▶ _What to work on_:
Repeat the listing in full. Nothing may be added or left out.

▶ _Exercise data_:

↓

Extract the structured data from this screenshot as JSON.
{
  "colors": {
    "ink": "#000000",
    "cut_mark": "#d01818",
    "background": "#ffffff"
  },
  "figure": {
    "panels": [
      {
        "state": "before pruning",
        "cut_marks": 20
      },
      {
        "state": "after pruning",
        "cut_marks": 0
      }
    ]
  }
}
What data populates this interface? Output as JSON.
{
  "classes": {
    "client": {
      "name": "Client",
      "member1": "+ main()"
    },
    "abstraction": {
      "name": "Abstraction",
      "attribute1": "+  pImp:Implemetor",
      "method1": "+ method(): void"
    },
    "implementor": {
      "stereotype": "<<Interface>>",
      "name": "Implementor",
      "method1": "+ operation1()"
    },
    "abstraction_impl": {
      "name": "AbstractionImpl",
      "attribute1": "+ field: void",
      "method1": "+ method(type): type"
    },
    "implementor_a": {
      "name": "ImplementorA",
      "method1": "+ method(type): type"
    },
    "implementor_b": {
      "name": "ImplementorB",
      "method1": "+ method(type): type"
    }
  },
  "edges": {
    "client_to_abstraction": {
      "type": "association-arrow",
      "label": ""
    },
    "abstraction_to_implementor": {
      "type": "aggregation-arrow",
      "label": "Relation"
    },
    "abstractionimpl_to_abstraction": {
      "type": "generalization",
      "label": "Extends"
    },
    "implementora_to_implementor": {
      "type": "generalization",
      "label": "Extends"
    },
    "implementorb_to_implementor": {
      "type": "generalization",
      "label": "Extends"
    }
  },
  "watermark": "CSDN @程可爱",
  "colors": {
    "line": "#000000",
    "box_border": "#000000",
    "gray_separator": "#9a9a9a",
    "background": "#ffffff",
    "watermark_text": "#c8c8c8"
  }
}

↑

▶ _Complete answer_:
Extract the structured data from this screenshot as JSON.
{
  "colors": {
    "ink": "#000000",
    "cut_mark": "#d01818",
    "background": "#ffffff"
  },
  "figure": {
    "panels": [
      {
        "state": "before pruning",
        "cut_marks": 20
      },
      {
        "state": "after pruning",
        "cut_marks": 0
      }
    ]
  }
}
What data populates this interface? Output as JSON.
{
  "classes": {
    "client": {
      "name": "Client",
      "member1": "+ main()"
    },
    "abstraction": {
      "name": "Abstraction",
      "attribute1": "+  pImp:Implemetor",
      "method1": "+ method(): void"
    },
    "implementor": {
      "stereotype": "<<Interface>>",
      "name": "Implementor",
      "method1": "+ operation1()"
    },
    "abstraction_impl": {
      "name": "AbstractionImpl",
      "attribute1": "+ field: void",
      "method1": "+ method(type): type"
    },
    "implementor_a": {
      "name": "ImplementorA",
      "method1": "+ method(type): type"
    },
    "implementor_b": {
      "name": "ImplementorB",
      "method1": "+ method(type): type"
    }
  },
  "edges": {
    "client_to_abstraction": {
      "type": "association-arrow",
      "label": ""
    },
    "abstraction_to_implementor": {
      "type": "aggregation-arrow",
      "label": "Relation"
    },
    "abstractionimpl_to_abstraction": {
      "type": "generalization",
      "label": "Extends"
    },
    "implementora_to_implementor": {
      "type": "generalization",
      "label": "Extends"
    },
    "implementorb_to_implementor": {
      "type": "generalization",
      "label": "Extends"
    }
  },
  "watermark": "CSDN @程可爱",
  "colors": {
    "line": "#000000",
    "box_border": "#000000",
    "gray_separator": "#9a9a9a",
    "background": "#ffffff",
    "watermark_text": "#c8c8c8"
  }
}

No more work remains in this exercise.